- Document extract

Despite these numerous cases, another disturbing instance unfolded at the Willowbrook State School in Staten Island, New York from 1956 to 1971. The school, which housed children with intellectual disabilities, became the site of hepatitis experiments. In these studies, researchers intentionally infected the children with hepatitis, a liver infection, to study the disease’s progression and test potential vaccines. The researchers justified their actions by arguing that the children were likely to contract hepatitis anyway due to the unsanitary conditions of the institution. 

These experiments sparked outrage over the exploitation of vulnerable populations, particularly those unable to provide informed consent. This outrageous incident emphasized the importance of informed consent from legal guardians when participants are unable to consent themselves. 

These cases are merely a few among countless other unethical practices that have marred the history of clinical research. Despite widespread condemnation and efforts to prevent future violations, such practices and studies continue to emerge. The temptation to prioritize scientific discovery or profit over human rights remains a constant threat to society as we transition into an era of developing AI and genetic engineering.

- Data shown

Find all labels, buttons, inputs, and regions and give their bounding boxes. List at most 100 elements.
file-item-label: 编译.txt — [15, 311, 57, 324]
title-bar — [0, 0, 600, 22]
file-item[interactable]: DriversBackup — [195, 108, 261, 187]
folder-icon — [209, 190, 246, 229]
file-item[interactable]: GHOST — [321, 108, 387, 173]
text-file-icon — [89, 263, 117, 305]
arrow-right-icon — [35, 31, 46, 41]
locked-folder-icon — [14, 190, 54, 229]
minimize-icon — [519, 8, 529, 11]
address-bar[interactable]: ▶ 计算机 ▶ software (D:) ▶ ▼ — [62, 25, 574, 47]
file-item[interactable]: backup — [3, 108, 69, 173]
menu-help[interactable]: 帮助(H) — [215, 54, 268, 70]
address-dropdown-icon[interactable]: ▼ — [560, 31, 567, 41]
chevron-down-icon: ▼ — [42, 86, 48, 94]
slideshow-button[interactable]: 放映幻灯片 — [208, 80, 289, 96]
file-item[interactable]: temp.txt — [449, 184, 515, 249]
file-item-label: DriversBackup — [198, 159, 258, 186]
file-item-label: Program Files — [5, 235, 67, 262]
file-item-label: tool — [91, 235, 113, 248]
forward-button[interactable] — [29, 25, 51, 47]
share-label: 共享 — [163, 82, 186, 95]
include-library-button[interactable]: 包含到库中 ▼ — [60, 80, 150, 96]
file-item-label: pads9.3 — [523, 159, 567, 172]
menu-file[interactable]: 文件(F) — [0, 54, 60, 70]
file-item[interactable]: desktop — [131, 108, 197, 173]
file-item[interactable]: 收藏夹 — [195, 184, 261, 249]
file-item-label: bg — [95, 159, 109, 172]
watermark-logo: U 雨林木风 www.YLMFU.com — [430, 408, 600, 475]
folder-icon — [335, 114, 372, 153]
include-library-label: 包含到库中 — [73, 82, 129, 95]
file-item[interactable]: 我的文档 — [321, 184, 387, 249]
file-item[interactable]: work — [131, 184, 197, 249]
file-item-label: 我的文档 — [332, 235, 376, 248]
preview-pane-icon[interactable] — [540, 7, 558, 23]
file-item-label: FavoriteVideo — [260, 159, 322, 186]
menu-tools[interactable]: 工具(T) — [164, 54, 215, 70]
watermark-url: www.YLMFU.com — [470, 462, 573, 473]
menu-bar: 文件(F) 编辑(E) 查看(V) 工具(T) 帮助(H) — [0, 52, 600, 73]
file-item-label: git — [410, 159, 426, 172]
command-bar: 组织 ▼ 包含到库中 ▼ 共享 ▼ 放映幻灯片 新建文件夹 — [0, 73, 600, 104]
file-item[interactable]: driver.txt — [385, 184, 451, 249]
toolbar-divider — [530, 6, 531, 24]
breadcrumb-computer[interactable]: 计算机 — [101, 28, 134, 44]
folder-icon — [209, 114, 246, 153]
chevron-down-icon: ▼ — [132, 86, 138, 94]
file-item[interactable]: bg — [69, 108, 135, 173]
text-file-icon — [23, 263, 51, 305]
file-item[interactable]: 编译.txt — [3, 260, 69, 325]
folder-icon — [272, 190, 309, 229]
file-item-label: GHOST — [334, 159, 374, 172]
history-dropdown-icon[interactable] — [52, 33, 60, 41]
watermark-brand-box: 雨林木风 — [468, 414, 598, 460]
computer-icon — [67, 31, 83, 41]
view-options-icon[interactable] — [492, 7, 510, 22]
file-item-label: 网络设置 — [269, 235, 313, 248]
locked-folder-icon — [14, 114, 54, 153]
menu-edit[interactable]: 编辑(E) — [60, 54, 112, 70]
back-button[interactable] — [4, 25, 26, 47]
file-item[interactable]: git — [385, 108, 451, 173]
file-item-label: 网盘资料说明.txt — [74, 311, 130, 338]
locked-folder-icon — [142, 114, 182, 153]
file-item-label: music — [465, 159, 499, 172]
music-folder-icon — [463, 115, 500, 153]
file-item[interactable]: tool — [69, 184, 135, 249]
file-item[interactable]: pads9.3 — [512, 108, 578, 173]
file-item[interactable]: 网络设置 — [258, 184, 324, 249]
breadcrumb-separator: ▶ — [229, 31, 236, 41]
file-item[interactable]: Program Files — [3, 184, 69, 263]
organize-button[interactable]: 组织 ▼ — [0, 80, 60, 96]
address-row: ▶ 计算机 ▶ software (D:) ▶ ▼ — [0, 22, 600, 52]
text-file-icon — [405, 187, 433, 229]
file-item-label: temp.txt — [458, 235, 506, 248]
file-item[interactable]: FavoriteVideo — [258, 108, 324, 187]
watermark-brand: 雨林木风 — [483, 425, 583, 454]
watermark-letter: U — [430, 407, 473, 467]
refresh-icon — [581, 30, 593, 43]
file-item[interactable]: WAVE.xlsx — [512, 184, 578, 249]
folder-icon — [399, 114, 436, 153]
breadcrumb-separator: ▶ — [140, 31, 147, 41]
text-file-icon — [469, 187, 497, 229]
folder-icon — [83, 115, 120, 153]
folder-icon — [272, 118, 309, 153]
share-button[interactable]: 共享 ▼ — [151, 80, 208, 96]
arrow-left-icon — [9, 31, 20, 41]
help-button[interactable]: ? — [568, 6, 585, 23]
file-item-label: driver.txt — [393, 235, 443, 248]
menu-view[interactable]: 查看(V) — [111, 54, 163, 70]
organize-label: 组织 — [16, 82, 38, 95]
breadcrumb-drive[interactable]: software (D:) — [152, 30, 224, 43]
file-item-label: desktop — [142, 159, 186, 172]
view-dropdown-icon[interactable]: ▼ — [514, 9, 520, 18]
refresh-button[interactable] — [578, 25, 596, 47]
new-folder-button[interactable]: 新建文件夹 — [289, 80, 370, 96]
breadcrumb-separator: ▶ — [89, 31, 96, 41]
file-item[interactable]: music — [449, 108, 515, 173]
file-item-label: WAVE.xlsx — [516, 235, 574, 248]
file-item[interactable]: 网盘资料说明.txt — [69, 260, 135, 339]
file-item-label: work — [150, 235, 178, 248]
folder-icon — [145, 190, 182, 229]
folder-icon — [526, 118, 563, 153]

- Directions
Continue the passage on unethical clinical research from the point where it stops.

- Result for this exercise
AI has increasingly been integrated into healthcare, with AI systems now being used in diagnostics, treatment planning, and patient care. While these technologies offer the potential to improve efficiency and accuracy in healthcare, they also present ethical concerns. AI systems can inherit biases present in the data they are trained on, potentially leading to unequal treatment of patients based on race, gender, or socioeconomic status. These biases raise concerns about fairness and equity in healthcare delivery, making it essential to ensure that AI is developed and implemented mindfully. 

In addition, genetic engineering technologies, such as CRISPR-Cas9, have the potential to revolutionize medicine by curing genetic diseases, enhancing human abilities, and even altering the human genome. However, the power to edit the human germline, the cells in an organism that are involved in reproduction, raises several ethical concerns. These changes would be passed onto future generations, meaning that any modifications to an individual’s genetic material will not only affect that person but also their children, grandchildren and beyond. This has led to concerns that such technologies could exacerbate social inequalities, raising concerns about eugenics and creating new forms of inequality based on particularly engineered genetic characteristics.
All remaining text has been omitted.